● Excerpted records
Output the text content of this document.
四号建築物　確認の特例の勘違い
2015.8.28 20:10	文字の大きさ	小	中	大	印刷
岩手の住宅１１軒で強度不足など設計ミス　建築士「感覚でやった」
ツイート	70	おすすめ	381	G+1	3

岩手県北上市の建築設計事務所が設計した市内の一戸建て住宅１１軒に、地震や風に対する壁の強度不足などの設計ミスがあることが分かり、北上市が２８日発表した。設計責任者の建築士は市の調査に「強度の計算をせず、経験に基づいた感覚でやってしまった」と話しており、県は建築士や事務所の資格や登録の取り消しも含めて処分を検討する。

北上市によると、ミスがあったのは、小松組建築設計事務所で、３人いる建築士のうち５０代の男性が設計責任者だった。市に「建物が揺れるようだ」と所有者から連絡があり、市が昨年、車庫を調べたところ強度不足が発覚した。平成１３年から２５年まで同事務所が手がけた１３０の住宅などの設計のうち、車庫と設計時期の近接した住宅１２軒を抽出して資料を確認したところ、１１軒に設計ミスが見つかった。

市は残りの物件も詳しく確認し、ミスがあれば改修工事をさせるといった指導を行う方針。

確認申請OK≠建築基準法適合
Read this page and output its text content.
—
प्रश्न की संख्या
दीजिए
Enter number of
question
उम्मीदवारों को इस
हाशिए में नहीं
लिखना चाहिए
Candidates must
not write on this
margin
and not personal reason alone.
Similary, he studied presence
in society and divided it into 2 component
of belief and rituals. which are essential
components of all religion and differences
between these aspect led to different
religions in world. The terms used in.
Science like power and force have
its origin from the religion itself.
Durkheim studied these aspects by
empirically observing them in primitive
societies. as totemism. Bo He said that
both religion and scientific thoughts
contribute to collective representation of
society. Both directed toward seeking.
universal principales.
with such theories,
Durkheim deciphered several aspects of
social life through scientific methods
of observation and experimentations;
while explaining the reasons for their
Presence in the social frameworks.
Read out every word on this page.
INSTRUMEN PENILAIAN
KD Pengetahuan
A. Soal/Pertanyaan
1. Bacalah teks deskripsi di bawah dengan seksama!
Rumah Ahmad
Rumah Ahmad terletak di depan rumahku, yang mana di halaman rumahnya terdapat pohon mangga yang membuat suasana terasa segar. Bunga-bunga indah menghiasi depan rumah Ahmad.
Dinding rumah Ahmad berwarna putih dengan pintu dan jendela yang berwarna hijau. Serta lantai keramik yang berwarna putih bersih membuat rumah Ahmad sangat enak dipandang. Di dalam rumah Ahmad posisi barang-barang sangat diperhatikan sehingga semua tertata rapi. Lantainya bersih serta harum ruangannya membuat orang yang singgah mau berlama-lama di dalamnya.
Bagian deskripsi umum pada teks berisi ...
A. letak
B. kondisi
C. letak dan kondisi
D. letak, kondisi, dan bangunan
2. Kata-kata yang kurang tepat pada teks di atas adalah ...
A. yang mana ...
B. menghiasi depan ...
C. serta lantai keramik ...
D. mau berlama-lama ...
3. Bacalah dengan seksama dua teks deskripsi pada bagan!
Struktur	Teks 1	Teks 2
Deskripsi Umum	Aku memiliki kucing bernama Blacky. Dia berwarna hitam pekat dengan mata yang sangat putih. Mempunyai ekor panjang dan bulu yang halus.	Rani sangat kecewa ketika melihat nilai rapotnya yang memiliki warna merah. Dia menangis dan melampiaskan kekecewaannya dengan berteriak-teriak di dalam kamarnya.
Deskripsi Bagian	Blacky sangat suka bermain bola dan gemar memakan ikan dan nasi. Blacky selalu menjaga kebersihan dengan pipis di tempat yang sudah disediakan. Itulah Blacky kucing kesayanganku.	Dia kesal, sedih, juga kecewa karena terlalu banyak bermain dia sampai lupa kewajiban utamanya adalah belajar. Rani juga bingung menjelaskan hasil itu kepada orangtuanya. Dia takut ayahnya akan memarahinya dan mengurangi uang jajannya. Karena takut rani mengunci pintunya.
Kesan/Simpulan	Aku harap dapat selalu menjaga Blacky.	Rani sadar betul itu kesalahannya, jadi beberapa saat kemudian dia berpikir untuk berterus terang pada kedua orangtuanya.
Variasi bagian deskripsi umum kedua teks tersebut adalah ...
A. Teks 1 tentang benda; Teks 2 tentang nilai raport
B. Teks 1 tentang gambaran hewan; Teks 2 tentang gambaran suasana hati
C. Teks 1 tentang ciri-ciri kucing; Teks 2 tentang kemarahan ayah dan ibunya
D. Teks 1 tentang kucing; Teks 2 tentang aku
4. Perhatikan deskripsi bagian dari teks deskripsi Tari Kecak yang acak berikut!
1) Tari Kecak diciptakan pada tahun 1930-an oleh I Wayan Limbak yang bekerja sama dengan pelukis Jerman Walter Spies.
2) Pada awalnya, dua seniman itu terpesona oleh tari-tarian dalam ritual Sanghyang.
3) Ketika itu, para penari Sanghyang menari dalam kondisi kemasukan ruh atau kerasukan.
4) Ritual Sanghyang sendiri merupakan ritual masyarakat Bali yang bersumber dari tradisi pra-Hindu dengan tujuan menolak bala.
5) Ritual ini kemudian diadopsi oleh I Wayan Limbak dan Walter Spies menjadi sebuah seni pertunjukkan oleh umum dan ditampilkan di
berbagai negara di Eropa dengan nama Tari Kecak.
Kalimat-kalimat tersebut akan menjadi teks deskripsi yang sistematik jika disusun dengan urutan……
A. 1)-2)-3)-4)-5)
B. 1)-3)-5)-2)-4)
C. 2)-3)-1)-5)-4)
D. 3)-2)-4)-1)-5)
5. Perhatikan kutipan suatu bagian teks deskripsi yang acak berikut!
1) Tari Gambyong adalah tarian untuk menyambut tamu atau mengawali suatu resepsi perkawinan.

● Task instructions
Return all of the entries exactly as written.

● Solution
Output the text content of this document.
四号建築物　確認の特例の勘違い
2015.8.28 20:10	文字の大きさ	小	中	大	印刷
岩手の住宅１１軒で強度不足など設計ミス　建築士「感覚でやった」
ツイート	70	おすすめ	381	G+1	3

岩手県北上市の建築設計事務所が設計した市内の一戸建て住宅１１軒に、地震や風に対する壁の強度不足などの設計ミスがあることが分かり、北上市が２８日発表した。設計責任者の建築士は市の調査に「強度の計算をせず、経験に基づいた感覚でやってしまった」と話しており、県は建築士や事務所の資格や登録の取り消しも含めて処分を検討する。

北上市によると、ミスがあったのは、小松組建築設計事務所で、３人いる建築士のうち５０代の男性が設計責任者だった。市に「建物が揺れるようだ」と所有者から連絡があり、市が昨年、車庫を調べたところ強度不足が発覚した。平成１３年から２５年まで同事務所が手がけた１３０の住宅などの設計のうち、車庫と設計時期の近接した住宅１２軒を抽出して資料を確認したところ、１１軒に設計ミスが見つかった。

市は残りの物件も詳しく確認し、ミスがあれば改修工事をさせるといった指導を行う方針。

確認申請OK≠建築基準法適合
Read this page and output its text content.
—
प्रश्न की संख्या
दीजिए
Enter number of
question
उम्मीदवारों को इस
हाशिए में नहीं
लिखना चाहिए
Candidates must
not write on this
margin
and not personal reason alone.
Similary, he studied presence
in society and divided it into 2 component
of belief and rituals. which are essential
components of all religion and differences
between these aspect led to different
religions in world. The terms used in.
Science like power and force have
its origin from the religion itself.
Durkheim studied these aspects by
empirically observing them in primitive
societies. as totemism. Bo He said that
both religion and scientific thoughts
contribute to collective representation of
society. Both directed toward seeking.
universal principales.
with such theories,
Durkheim deciphered several aspects of
social life through scientific methods
of observation and experimentations;
while explaining the reasons for their
Presence in the social frameworks.
Read out every word on this page.
INSTRUMEN PENILAIAN
KD Pengetahuan
A. Soal/Pertanyaan
1. Bacalah teks deskripsi di bawah dengan seksama!
Rumah Ahmad
Rumah Ahmad terletak di depan rumahku, yang mana di halaman rumahnya terdapat pohon mangga yang membuat suasana terasa segar. Bunga-bunga indah menghiasi depan rumah Ahmad.
Dinding rumah Ahmad berwarna putih dengan pintu dan jendela yang berwarna hijau. Serta lantai keramik yang berwarna putih bersih membuat rumah Ahmad sangat enak dipandang. Di dalam rumah Ahmad posisi barang-barang sangat diperhatikan sehingga semua tertata rapi. Lantainya bersih serta harum ruangannya membuat orang yang singgah mau berlama-lama di dalamnya.
Bagian deskripsi umum pada teks berisi ...
A. letak
B. kondisi
C. letak dan kondisi
D. letak, kondisi, dan bangunan
2. Kata-kata yang kurang tepat pada teks di atas adalah ...
A. yang mana ...
B. menghiasi depan ...
C. serta lantai keramik ...
D. mau berlama-lama ...
3. Bacalah dengan seksama dua teks deskripsi pada bagan!
Struktur	Teks 1	Teks 2
Deskripsi Umum	Aku memiliki kucing bernama Blacky. Dia berwarna hitam pekat dengan mata yang sangat putih. Mempunyai ekor panjang dan bulu yang halus.	Rani sangat kecewa ketika melihat nilai rapotnya yang memiliki warna merah. Dia menangis dan melampiaskan kekecewaannya dengan berteriak-teriak di dalam kamarnya.
Deskripsi Bagian	Blacky sangat suka bermain bola dan gemar memakan ikan dan nasi. Blacky selalu menjaga kebersihan dengan pipis di tempat yang sudah disediakan. Itulah Blacky kucing kesayanganku.	Dia kesal, sedih, juga kecewa karena terlalu banyak bermain dia sampai lupa kewajiban utamanya adalah belajar. Rani juga bingung menjelaskan hasil itu kepada orangtuanya. Dia takut ayahnya akan memarahinya dan mengurangi uang jajannya. Karena takut rani mengunci pintunya.
Kesan/Simpulan	Aku harap dapat selalu menjaga Blacky.	Rani sadar betul itu kesalahannya, jadi beberapa saat kemudian dia berpikir untuk berterus terang pada kedua orangtuanya.
Variasi bagian deskripsi umum kedua teks tersebut adalah ...
A. Teks 1 tentang benda; Teks 2 tentang nilai raport
B. Teks 1 tentang gambaran hewan; Teks 2 tentang gambaran suasana hati
C. Teks 1 tentang ciri-ciri kucing; Teks 2 tentang kemarahan ayah dan ibunya
D. Teks 1 tentang kucing; Teks 2 tentang aku
4. Perhatikan deskripsi bagian dari teks deskripsi Tari Kecak yang acak berikut!
1) Tari Kecak diciptakan pada tahun 1930-an oleh I Wayan Limbak yang bekerja sama dengan pelukis Jerman Walter Spies.
2) Pada awalnya, dua seniman itu terpesona oleh tari-tarian dalam ritual Sanghyang.
3) Ketika itu, para penari Sanghyang menari dalam kondisi kemasukan ruh atau kerasukan.
4) Ritual Sanghyang sendiri merupakan ritual masyarakat Bali yang bersumber dari tradisi pra-Hindu dengan tujuan menolak bala.
5) Ritual ini kemudian diadopsi oleh I Wayan Limbak dan Walter Spies menjadi sebuah seni pertunjukkan oleh umum dan ditampilkan di
berbagai negara di Eropa dengan nama Tari Kecak.
Kalimat-kalimat tersebut akan menjadi teks deskripsi yang sistematik jika disusun dengan urutan……
A. 1)-2)-3)-4)-5)
B. 1)-3)-5)-2)-4)
C. 2)-3)-1)-5)-4)
D. 3)-2)-4)-1)-5)
5. Perhatikan kutipan suatu bagian teks deskripsi yang acak berikut!
1) Tari Gambyong adalah tarian untuk menyambut tamu atau mengawali suatu resepsi perkawinan.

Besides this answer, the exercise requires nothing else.